EXTRACTED MATERIAL
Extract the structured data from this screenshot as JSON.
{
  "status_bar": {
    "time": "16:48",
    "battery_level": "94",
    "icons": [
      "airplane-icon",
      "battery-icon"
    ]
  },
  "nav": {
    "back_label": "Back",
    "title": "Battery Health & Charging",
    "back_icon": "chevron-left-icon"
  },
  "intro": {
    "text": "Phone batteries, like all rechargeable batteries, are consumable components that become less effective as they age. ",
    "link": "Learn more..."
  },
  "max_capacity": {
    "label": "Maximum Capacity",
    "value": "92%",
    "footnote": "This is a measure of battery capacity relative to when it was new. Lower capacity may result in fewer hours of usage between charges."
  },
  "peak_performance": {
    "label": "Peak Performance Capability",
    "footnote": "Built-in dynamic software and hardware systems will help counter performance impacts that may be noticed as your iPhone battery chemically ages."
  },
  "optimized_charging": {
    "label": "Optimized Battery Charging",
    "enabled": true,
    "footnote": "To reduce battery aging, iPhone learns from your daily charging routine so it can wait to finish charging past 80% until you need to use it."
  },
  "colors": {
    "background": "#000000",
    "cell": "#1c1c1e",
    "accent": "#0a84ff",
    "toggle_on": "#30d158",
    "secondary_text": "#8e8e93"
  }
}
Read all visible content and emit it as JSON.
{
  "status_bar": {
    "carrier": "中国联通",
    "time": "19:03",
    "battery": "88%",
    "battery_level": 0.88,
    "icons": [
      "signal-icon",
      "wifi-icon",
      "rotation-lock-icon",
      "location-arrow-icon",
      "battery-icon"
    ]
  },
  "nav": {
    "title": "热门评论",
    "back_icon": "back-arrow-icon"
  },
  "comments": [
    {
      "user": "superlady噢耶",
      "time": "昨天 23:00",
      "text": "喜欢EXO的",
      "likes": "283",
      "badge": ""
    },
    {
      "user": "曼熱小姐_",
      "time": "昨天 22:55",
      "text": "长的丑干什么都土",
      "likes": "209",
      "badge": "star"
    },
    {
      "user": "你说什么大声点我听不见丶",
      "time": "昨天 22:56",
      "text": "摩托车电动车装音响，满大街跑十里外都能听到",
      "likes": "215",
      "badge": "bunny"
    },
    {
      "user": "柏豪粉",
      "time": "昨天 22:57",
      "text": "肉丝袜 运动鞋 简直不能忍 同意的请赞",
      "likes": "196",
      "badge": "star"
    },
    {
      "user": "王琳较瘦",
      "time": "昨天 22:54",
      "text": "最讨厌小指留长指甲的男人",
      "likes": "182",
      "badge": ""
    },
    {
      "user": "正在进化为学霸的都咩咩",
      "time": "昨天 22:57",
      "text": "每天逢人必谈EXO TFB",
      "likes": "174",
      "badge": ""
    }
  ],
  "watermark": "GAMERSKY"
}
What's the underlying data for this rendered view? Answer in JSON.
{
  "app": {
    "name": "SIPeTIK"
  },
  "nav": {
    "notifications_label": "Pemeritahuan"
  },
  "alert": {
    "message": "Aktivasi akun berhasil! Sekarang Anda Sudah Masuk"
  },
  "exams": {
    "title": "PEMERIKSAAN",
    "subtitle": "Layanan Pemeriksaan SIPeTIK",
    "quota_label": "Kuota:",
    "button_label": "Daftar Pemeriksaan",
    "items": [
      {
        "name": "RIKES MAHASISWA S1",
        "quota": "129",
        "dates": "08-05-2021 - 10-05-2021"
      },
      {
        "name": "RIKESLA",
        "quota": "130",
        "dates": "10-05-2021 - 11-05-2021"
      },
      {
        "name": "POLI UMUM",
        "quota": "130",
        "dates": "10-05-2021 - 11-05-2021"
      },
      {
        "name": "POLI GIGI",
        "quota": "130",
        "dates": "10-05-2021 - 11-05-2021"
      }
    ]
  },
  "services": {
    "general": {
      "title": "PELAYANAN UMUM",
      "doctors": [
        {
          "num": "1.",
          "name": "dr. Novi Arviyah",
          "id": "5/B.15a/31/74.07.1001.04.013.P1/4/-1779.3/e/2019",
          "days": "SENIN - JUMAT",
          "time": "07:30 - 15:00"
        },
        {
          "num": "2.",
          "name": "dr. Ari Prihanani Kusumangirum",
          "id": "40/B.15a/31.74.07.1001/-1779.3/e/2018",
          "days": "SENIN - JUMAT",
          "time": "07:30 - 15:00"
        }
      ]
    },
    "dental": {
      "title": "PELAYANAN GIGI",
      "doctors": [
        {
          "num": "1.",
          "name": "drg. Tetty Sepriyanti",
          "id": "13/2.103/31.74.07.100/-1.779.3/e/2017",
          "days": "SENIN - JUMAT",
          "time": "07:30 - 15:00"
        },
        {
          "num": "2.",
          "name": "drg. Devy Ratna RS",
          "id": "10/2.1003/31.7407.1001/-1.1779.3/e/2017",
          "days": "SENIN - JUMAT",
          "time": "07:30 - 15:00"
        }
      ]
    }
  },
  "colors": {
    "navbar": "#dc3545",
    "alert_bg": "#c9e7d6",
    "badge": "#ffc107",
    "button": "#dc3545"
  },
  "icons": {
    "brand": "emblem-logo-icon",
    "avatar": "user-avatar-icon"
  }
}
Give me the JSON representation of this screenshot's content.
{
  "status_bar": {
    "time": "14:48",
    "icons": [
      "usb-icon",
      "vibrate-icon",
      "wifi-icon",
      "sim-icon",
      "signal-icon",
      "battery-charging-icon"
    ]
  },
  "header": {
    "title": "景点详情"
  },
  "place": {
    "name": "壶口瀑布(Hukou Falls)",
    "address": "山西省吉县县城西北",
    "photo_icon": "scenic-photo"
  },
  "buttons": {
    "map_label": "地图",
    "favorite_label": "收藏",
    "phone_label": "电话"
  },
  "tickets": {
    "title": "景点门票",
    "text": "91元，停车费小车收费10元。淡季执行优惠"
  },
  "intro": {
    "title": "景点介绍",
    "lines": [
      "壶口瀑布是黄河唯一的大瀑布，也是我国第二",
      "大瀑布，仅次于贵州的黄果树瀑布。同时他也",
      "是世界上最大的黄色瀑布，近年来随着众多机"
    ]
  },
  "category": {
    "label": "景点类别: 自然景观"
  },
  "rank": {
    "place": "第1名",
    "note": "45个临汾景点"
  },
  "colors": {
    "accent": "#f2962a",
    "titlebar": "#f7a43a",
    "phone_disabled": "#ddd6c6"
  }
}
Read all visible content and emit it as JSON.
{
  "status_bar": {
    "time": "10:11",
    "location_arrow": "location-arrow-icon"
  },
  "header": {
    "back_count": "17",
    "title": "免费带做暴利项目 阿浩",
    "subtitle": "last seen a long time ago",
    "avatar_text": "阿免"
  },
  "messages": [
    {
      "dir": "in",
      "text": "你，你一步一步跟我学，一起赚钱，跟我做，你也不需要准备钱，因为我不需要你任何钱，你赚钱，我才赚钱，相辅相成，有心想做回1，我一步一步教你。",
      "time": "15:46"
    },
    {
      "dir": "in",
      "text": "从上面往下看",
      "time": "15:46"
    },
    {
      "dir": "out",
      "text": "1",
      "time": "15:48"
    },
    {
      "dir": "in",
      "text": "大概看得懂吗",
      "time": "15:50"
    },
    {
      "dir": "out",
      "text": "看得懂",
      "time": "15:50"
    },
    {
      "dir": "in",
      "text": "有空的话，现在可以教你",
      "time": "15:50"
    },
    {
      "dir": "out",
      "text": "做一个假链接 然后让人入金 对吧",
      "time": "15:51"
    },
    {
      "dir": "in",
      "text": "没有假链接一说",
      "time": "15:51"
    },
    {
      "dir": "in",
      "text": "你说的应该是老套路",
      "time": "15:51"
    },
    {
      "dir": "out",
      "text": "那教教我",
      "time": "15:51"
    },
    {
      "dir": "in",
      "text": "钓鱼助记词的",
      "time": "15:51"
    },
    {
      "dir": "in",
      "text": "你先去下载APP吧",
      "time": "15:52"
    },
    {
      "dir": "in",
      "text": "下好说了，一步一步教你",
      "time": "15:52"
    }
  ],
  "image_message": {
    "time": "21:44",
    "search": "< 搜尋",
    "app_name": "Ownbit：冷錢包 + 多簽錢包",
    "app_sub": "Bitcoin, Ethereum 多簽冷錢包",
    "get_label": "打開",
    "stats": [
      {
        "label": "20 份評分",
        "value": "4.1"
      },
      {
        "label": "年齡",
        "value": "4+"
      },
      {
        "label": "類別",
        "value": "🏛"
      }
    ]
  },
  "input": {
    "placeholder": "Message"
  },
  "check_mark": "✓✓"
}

PROMPT
Find the word "GIGI" in the material, then list each line that holds it.

RESULT OF THIS EXERCISE
        "name": "POLI GIGI",
      "title": "PELAYANAN GIGI",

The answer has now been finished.